▸ Records from a dataset

--

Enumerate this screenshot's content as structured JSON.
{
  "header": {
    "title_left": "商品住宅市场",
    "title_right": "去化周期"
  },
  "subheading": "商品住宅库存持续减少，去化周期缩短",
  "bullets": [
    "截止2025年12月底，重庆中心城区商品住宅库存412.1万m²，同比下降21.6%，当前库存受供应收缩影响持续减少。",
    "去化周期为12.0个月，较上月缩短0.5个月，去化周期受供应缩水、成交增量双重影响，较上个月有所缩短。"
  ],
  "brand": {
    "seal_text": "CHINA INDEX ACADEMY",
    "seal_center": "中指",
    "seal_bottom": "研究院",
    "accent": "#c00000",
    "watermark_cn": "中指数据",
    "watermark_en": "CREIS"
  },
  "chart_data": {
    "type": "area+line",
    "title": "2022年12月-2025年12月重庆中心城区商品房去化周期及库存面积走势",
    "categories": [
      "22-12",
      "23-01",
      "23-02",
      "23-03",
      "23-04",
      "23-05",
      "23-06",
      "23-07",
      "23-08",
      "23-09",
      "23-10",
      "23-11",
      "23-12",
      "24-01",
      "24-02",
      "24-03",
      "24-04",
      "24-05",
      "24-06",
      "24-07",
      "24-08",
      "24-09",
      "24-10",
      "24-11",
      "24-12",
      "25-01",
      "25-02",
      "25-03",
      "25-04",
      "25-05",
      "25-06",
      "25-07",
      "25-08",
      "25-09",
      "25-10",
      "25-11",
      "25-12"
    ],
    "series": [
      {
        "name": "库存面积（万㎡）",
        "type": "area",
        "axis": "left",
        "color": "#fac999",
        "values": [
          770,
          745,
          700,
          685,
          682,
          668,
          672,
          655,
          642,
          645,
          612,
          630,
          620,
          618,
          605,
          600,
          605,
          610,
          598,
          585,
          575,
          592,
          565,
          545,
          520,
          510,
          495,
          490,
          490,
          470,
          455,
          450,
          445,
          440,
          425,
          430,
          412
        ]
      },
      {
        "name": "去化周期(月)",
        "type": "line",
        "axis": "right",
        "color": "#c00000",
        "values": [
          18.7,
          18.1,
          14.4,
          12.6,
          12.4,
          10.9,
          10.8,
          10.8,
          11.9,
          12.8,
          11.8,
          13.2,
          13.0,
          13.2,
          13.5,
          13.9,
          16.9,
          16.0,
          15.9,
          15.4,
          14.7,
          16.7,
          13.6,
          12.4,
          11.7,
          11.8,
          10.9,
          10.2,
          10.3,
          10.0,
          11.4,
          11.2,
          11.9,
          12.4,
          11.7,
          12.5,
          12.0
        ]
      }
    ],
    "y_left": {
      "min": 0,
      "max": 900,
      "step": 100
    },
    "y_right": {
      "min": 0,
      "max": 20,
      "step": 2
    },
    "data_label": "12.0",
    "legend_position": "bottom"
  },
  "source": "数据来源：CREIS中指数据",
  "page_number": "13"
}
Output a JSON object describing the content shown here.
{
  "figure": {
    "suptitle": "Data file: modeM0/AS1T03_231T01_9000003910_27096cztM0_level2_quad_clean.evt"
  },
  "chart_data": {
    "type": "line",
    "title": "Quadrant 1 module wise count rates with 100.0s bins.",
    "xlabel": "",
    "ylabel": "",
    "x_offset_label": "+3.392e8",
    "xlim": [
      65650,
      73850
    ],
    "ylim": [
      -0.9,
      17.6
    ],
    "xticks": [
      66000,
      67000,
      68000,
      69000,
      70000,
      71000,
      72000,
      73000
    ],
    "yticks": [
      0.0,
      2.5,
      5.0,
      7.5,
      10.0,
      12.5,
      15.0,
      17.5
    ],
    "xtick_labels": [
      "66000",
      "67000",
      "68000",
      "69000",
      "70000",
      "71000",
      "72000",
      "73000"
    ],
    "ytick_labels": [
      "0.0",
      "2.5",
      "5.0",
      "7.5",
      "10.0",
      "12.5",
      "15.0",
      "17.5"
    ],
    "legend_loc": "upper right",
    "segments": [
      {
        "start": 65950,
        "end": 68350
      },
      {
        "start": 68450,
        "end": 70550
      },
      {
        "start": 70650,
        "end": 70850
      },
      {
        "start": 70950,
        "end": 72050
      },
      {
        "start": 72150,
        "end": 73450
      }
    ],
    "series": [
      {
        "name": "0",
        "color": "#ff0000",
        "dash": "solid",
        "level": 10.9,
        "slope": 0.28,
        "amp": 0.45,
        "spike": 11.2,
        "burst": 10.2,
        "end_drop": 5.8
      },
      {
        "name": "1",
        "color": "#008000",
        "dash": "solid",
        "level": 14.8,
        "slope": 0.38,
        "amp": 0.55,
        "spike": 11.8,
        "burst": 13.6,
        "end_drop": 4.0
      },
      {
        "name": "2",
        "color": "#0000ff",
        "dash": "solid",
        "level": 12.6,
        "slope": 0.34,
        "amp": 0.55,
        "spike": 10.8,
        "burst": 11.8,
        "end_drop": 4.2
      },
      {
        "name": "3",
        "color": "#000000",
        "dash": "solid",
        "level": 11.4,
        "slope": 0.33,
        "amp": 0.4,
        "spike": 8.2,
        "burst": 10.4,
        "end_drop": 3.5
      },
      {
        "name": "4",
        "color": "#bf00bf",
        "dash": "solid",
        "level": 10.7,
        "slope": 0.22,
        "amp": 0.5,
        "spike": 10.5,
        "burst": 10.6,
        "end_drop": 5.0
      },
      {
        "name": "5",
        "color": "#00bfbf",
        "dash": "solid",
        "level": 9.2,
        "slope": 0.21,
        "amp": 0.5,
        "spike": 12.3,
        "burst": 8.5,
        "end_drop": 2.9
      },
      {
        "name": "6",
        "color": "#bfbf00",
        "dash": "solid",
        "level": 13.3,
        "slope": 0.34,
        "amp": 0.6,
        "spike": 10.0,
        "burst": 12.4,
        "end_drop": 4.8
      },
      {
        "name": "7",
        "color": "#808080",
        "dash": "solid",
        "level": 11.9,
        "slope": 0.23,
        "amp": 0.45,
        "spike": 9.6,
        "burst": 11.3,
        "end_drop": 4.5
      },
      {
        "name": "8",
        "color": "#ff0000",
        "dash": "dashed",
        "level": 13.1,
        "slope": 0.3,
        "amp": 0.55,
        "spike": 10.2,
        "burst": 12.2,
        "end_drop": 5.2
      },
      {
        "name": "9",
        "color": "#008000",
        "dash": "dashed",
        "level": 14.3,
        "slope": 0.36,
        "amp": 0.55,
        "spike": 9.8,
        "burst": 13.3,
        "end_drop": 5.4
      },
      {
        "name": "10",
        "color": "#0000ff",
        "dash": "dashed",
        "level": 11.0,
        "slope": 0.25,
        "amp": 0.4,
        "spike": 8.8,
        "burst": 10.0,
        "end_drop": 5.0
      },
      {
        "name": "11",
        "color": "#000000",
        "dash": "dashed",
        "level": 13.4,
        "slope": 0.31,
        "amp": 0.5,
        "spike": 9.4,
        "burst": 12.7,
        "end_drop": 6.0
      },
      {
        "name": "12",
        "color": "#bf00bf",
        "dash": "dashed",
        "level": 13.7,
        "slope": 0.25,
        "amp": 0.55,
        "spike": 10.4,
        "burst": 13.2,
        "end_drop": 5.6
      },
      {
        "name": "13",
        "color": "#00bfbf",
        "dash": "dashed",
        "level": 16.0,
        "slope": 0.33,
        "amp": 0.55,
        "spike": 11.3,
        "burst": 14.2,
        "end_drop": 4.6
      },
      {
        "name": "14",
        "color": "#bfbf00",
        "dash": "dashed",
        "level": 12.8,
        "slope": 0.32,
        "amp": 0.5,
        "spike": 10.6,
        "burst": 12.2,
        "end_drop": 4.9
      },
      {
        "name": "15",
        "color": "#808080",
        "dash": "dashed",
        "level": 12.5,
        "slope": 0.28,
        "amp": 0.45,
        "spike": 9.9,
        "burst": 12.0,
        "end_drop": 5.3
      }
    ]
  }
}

--

▸ PROBLEM REQUIREMENTS
From the data above, copy each line that holds "type".

▸ FULL OUTPUT
    "type": "area+line",
        "type": "area",
        "type": "line",
    "type": "line",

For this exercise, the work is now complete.